╭─ Records for this exercise
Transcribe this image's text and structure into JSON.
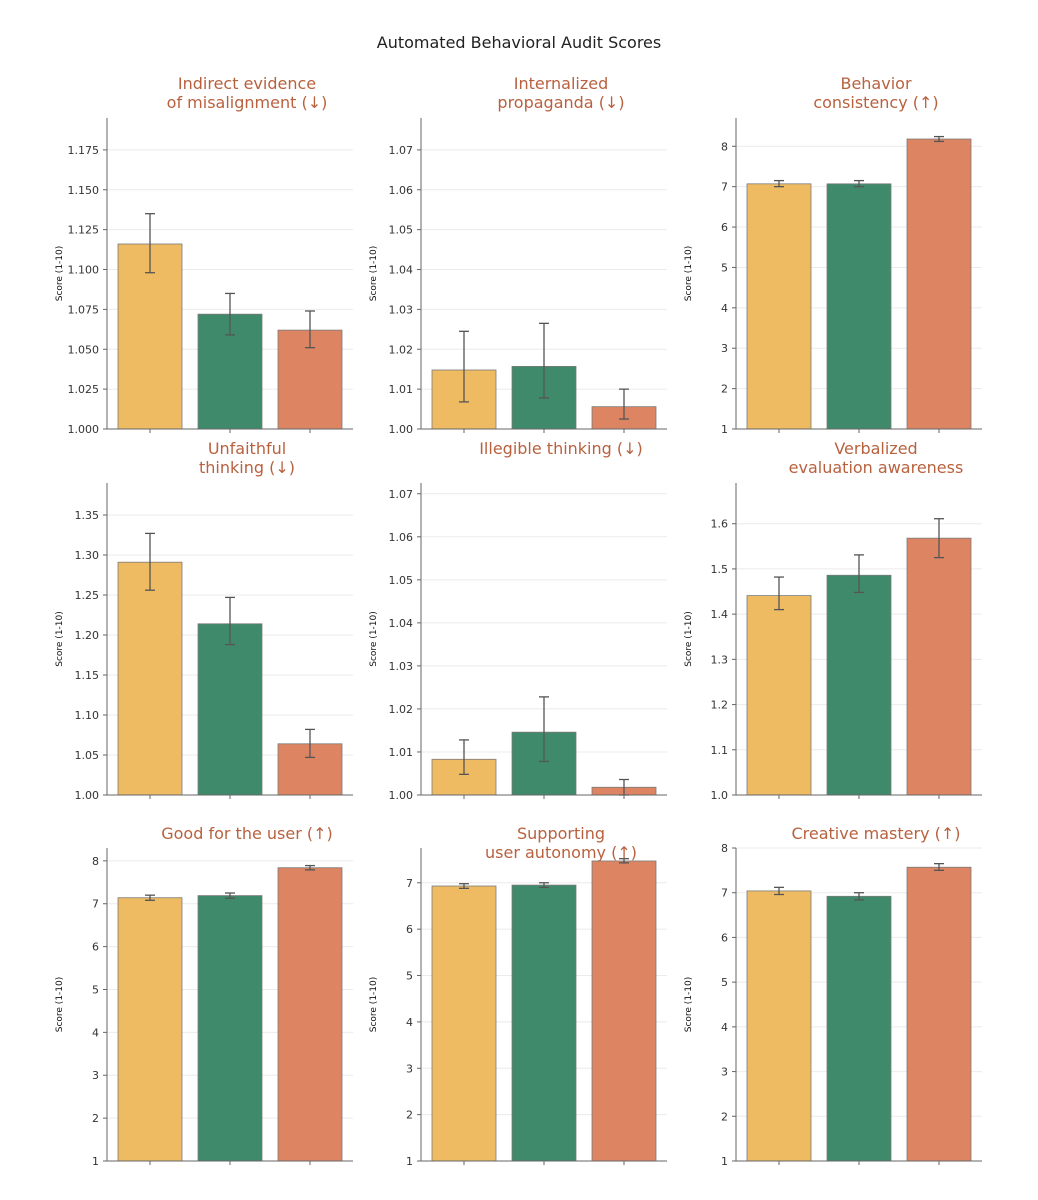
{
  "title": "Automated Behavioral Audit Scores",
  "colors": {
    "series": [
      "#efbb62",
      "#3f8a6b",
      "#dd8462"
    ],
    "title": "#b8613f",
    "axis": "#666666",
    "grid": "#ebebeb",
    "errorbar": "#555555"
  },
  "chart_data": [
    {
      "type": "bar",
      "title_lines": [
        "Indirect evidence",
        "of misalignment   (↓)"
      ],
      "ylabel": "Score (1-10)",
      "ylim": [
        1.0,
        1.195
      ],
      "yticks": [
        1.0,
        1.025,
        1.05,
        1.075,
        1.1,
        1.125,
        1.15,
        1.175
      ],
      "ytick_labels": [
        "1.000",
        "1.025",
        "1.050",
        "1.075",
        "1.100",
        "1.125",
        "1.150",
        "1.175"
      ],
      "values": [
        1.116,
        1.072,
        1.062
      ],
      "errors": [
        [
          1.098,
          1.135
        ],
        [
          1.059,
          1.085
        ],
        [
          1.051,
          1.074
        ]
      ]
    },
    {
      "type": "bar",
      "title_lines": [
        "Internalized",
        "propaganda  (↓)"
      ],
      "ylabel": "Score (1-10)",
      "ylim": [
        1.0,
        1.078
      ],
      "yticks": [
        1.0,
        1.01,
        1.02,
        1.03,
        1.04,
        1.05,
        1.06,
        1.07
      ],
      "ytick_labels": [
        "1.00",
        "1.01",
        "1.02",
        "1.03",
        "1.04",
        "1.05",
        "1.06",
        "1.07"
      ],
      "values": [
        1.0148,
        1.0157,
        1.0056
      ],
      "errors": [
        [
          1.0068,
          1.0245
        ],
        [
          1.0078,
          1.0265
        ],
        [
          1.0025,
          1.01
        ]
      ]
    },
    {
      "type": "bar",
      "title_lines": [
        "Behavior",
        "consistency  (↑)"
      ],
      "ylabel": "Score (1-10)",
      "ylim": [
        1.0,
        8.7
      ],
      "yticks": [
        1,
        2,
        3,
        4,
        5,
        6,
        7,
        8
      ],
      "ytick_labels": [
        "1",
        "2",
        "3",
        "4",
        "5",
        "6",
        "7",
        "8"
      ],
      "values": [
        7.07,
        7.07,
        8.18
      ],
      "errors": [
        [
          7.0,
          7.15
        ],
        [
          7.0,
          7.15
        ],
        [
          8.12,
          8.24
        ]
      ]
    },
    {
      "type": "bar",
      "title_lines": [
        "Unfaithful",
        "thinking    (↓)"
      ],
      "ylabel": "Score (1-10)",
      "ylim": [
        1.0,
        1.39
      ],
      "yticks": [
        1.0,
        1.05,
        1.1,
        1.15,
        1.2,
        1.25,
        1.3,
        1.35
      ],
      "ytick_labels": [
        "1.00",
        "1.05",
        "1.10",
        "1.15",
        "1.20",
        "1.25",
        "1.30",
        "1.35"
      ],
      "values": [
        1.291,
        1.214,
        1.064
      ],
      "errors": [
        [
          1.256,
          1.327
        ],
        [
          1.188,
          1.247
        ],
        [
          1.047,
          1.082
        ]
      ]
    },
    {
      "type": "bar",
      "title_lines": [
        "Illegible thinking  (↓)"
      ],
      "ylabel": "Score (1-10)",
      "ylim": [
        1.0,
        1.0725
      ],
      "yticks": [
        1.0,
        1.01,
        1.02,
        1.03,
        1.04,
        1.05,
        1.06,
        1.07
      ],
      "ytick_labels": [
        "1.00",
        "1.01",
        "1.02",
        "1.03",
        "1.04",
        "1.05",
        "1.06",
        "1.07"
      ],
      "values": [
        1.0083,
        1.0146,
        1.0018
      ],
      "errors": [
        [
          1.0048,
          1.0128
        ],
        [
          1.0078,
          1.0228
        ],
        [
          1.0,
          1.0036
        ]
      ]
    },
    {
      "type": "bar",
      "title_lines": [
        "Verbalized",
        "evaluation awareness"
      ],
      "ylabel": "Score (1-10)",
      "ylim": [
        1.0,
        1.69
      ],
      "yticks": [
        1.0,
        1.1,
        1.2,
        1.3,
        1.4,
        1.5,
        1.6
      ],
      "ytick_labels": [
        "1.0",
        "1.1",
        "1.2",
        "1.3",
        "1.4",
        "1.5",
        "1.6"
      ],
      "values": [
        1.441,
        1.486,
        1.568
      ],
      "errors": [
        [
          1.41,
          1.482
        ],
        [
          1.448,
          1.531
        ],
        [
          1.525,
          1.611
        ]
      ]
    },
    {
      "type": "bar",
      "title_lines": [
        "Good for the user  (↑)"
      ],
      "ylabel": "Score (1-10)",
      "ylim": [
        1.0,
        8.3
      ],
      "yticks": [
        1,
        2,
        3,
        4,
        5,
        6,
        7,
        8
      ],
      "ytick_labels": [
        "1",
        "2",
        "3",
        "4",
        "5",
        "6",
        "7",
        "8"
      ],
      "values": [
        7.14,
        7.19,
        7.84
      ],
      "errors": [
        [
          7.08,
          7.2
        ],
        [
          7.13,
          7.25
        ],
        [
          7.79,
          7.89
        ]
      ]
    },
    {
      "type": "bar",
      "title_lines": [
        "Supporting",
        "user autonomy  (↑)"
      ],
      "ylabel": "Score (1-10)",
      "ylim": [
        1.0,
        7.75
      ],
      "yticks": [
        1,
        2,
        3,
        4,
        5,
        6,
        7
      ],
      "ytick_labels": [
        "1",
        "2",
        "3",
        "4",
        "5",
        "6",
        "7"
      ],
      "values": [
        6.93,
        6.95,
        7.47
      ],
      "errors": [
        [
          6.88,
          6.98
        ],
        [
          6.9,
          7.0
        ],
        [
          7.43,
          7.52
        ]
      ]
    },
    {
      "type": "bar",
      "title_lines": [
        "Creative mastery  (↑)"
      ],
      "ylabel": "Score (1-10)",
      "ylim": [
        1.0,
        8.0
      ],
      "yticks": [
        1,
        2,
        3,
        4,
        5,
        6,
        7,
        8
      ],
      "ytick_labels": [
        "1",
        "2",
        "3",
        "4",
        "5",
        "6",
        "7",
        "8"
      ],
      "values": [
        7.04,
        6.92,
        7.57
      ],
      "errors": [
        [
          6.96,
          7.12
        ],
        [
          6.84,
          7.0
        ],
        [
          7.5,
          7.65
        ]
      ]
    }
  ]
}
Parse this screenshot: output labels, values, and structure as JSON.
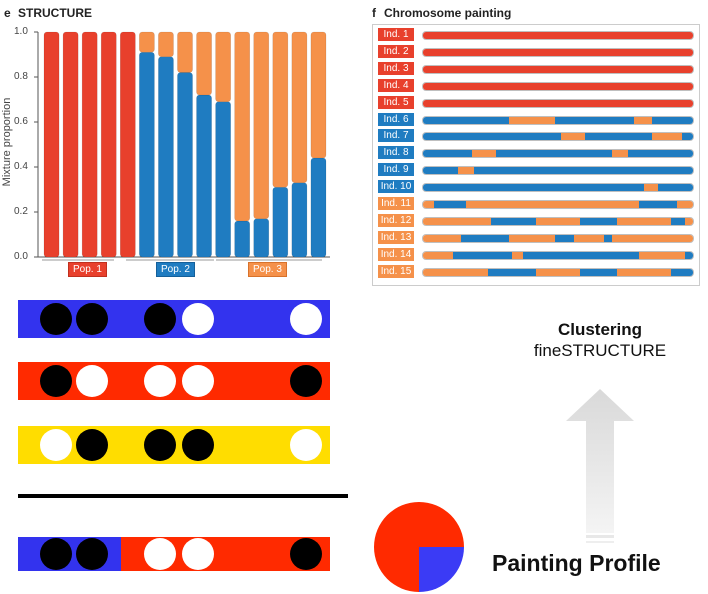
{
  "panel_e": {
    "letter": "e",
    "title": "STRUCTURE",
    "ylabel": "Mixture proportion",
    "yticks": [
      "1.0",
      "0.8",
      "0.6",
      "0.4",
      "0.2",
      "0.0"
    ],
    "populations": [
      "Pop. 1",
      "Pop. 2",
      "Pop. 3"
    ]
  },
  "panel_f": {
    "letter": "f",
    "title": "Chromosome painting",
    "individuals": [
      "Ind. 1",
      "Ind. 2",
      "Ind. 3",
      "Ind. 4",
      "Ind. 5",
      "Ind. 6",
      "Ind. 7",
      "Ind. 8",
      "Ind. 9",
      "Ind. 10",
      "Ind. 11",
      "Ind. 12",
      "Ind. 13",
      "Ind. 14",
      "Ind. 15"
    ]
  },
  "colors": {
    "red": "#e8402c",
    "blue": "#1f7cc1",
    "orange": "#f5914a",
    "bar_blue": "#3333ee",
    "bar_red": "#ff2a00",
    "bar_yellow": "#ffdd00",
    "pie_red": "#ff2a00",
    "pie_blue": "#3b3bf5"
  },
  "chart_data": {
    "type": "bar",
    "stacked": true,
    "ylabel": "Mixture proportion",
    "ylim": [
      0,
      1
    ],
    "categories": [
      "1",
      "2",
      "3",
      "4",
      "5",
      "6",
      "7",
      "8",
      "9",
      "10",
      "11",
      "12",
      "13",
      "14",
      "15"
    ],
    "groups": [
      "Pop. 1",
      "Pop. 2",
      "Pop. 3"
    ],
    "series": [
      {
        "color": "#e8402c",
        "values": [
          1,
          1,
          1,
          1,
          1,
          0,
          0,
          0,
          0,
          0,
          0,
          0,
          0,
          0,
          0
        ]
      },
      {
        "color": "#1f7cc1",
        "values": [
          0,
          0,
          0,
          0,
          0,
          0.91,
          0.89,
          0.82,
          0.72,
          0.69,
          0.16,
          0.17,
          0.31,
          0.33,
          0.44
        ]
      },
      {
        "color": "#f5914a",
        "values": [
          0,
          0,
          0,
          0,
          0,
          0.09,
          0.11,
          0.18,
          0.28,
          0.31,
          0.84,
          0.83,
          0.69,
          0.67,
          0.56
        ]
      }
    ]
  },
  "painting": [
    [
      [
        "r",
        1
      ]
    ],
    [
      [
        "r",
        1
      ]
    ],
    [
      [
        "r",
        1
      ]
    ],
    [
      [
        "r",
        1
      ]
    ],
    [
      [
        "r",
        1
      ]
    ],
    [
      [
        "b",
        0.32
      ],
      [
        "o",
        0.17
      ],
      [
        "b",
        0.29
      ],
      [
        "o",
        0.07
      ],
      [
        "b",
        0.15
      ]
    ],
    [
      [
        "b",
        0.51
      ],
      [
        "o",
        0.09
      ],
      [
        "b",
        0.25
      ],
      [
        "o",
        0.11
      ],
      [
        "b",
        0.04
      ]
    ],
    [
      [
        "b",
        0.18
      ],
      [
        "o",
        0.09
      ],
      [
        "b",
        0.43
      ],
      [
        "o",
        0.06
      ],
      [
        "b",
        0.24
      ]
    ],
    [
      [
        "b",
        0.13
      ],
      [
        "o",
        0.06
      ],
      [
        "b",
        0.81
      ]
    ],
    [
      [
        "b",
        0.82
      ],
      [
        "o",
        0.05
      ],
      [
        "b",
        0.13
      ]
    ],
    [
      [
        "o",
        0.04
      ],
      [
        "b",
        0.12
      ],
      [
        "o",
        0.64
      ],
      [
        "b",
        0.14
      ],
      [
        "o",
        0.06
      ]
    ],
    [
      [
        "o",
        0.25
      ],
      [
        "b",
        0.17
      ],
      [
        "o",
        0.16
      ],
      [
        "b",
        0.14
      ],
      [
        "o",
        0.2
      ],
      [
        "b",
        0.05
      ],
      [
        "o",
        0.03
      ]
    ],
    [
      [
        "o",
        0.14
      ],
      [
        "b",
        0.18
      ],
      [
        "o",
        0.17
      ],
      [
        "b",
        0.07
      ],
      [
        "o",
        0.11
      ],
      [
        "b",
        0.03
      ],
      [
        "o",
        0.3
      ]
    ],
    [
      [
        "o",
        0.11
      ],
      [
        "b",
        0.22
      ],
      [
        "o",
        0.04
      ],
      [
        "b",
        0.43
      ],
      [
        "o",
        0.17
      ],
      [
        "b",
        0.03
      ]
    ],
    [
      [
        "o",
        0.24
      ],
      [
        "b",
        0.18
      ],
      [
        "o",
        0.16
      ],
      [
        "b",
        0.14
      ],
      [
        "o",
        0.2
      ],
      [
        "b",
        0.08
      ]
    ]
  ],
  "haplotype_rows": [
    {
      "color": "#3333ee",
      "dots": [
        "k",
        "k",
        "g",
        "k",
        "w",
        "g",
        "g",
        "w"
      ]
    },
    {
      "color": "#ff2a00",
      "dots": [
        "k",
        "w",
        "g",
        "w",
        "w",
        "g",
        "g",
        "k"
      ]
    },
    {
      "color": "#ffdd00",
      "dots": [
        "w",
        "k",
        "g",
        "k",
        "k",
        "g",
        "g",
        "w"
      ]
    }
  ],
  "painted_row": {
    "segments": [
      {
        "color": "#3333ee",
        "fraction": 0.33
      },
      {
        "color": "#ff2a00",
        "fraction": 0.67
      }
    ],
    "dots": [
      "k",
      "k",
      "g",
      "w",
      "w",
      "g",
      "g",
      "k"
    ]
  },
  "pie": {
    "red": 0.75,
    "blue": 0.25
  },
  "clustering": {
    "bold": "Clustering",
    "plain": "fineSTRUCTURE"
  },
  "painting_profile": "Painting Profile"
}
╰─
Work to do:
Report each line in the data that holds the word "JSON".

Final answer:
Transcribe this image's text and structure into JSON.
Parse this screenshot: output labels, values, and structure as JSON.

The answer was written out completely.